[WHAT YOU WILL DO]
Using the records below, count the lines with "text" in them. Give the number only.

(Records that describe figures)
# # #

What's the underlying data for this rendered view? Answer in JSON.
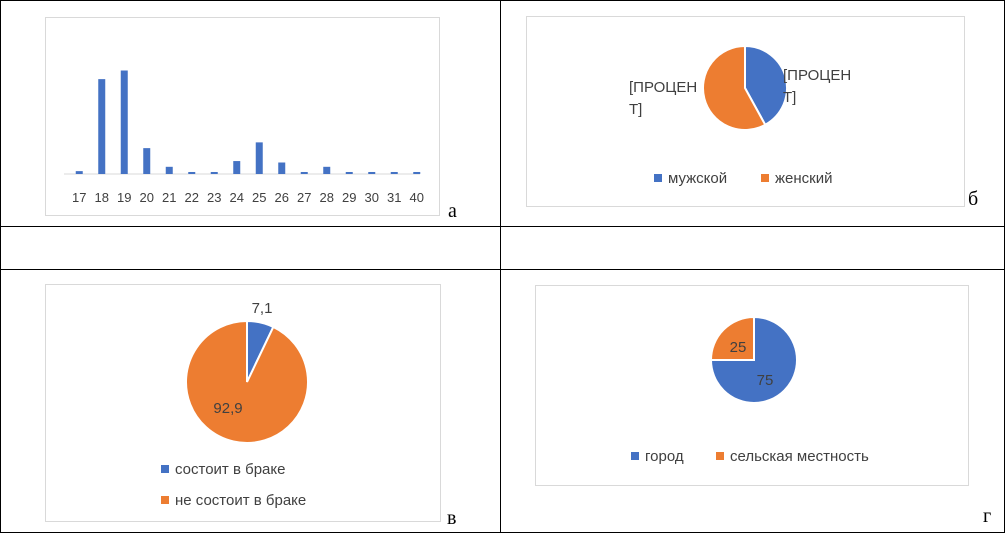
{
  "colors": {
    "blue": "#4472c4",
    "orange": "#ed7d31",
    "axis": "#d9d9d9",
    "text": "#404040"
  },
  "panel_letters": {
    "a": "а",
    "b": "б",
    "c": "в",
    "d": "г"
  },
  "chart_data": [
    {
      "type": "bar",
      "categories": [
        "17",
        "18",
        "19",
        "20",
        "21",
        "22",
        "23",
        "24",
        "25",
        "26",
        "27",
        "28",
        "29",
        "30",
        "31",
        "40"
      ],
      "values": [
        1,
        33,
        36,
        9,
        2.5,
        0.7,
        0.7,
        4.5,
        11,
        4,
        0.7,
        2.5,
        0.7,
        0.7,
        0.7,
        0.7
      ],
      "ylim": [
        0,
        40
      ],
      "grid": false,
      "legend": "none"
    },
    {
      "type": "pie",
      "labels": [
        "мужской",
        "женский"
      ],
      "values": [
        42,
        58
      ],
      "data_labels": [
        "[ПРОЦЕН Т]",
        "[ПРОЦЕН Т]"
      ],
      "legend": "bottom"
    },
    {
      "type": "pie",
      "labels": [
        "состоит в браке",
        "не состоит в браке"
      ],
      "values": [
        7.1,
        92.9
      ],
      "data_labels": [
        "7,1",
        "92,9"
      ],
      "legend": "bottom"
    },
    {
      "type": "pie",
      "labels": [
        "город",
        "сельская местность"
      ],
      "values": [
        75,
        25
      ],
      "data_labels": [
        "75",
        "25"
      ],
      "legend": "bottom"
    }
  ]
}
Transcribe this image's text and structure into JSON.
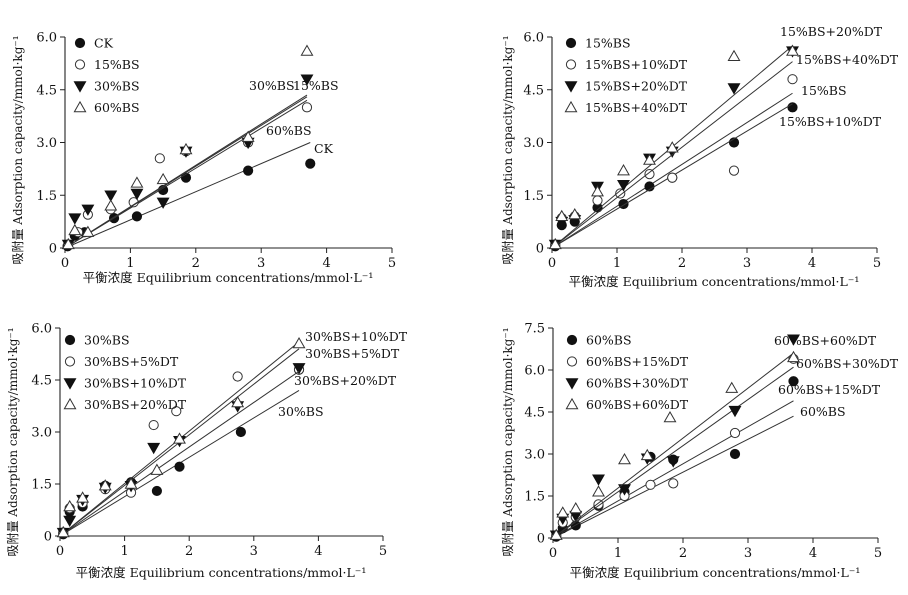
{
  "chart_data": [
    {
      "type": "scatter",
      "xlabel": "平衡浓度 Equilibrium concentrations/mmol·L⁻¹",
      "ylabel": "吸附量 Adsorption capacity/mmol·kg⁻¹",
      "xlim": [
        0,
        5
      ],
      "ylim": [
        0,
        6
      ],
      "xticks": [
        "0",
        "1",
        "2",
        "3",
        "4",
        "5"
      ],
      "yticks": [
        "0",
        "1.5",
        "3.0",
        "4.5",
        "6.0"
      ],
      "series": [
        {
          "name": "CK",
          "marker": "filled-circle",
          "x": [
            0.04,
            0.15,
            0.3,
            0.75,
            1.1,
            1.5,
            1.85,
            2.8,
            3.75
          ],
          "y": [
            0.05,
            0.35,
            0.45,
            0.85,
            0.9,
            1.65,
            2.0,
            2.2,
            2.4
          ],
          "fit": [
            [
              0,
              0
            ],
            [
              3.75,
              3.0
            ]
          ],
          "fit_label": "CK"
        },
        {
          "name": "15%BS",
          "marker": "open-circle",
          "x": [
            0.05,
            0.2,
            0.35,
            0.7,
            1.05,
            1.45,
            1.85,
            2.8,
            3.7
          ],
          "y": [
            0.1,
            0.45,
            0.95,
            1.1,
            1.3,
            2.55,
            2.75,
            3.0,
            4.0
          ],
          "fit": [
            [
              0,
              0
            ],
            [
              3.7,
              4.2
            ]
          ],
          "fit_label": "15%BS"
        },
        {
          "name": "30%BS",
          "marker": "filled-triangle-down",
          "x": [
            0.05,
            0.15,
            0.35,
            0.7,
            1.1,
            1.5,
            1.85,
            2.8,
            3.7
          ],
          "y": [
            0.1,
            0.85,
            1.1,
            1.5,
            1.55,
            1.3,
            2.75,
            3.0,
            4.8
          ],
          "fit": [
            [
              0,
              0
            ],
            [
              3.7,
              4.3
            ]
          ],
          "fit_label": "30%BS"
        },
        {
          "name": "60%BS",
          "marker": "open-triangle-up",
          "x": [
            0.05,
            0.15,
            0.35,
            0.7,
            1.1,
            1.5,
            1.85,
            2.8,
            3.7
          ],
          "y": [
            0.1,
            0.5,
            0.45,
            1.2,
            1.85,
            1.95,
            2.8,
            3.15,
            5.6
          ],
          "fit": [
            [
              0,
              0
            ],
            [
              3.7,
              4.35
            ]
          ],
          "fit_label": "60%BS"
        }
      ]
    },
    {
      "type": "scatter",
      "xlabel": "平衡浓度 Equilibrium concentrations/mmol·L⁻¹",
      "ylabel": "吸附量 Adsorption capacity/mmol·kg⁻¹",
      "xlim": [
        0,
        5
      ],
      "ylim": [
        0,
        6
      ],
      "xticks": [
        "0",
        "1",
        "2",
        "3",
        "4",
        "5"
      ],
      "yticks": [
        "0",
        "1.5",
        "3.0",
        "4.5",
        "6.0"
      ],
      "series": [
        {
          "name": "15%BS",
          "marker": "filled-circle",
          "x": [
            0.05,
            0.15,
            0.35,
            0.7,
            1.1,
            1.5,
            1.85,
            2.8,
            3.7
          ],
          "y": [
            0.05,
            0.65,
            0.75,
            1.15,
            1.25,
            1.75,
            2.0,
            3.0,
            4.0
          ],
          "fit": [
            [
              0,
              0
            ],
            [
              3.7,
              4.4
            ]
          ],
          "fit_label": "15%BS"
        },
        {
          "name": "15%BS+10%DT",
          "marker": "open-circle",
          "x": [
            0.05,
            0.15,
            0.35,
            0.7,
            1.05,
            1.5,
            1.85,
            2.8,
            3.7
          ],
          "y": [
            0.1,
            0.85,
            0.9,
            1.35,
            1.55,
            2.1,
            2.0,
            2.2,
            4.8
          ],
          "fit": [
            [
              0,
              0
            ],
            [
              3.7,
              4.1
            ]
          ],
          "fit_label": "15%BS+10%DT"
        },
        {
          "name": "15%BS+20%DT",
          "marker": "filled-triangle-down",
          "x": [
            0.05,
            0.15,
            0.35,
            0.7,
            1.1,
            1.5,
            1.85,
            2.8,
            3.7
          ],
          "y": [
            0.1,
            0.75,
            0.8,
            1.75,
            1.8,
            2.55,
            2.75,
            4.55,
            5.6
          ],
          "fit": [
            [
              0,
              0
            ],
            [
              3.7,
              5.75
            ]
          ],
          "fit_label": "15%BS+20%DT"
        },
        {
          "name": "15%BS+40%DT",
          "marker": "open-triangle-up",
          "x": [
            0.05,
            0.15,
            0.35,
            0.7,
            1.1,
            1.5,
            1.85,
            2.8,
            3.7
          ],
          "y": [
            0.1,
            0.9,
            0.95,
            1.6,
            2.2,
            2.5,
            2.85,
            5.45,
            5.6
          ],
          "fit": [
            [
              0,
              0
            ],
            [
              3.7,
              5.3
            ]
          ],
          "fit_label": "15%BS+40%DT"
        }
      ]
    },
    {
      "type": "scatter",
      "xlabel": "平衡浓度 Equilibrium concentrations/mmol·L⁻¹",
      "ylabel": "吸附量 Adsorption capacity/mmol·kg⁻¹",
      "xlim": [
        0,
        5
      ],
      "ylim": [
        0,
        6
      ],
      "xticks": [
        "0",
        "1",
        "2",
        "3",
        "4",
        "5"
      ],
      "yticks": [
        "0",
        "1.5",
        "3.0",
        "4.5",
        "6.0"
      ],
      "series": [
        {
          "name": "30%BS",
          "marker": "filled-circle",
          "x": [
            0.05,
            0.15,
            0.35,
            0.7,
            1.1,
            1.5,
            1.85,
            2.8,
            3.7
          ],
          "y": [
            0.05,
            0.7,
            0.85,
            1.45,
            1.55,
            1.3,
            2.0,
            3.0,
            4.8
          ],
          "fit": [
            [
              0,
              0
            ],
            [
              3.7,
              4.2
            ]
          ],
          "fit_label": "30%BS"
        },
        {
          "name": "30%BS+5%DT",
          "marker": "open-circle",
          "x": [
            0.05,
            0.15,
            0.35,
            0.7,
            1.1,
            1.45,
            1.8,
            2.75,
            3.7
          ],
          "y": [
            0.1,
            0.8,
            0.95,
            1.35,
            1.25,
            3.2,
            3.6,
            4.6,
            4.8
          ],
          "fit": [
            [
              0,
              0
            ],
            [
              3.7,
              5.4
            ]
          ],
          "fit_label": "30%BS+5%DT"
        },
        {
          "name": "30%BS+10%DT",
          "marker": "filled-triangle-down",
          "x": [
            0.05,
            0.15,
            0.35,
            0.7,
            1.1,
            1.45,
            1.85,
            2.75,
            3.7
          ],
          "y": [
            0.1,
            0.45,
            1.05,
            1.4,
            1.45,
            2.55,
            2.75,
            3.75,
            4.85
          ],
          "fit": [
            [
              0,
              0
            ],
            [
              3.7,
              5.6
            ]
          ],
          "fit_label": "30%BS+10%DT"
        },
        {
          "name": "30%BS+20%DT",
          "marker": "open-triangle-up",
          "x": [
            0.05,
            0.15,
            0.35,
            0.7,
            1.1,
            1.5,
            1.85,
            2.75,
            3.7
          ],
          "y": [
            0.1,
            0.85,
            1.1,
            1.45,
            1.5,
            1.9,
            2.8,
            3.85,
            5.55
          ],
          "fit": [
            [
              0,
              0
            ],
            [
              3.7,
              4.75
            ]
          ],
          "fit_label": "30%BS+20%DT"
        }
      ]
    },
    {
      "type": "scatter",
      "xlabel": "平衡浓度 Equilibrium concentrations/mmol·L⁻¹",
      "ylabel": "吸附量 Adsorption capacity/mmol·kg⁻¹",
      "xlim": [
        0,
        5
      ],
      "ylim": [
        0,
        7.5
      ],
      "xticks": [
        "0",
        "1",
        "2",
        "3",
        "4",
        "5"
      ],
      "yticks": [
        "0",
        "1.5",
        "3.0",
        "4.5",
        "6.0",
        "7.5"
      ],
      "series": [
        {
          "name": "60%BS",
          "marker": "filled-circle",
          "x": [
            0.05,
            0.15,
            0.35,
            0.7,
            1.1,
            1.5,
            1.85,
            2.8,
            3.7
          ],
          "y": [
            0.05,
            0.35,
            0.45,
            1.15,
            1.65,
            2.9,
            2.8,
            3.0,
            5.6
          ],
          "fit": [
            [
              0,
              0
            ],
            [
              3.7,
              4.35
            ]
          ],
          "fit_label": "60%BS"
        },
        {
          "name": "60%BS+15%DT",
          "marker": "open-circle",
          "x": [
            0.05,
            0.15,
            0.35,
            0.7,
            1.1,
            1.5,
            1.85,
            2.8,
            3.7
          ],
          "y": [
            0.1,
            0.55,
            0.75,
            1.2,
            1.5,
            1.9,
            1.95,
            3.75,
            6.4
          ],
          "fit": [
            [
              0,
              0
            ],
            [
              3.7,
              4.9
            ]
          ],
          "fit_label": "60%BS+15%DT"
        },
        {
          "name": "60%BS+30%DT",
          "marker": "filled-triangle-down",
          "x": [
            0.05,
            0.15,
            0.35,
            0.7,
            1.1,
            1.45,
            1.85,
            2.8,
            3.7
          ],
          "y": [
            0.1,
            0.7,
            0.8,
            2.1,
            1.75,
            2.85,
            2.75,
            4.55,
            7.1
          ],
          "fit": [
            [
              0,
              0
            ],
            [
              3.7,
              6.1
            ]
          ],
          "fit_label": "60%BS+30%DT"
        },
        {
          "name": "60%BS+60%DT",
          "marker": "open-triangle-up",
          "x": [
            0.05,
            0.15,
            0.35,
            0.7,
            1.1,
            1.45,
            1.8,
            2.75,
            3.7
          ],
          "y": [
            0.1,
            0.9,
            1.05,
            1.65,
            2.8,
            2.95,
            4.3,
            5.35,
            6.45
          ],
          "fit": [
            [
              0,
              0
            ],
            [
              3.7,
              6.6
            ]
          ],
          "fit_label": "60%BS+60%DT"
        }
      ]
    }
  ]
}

# # #

[CORRECT OUTPUT]
2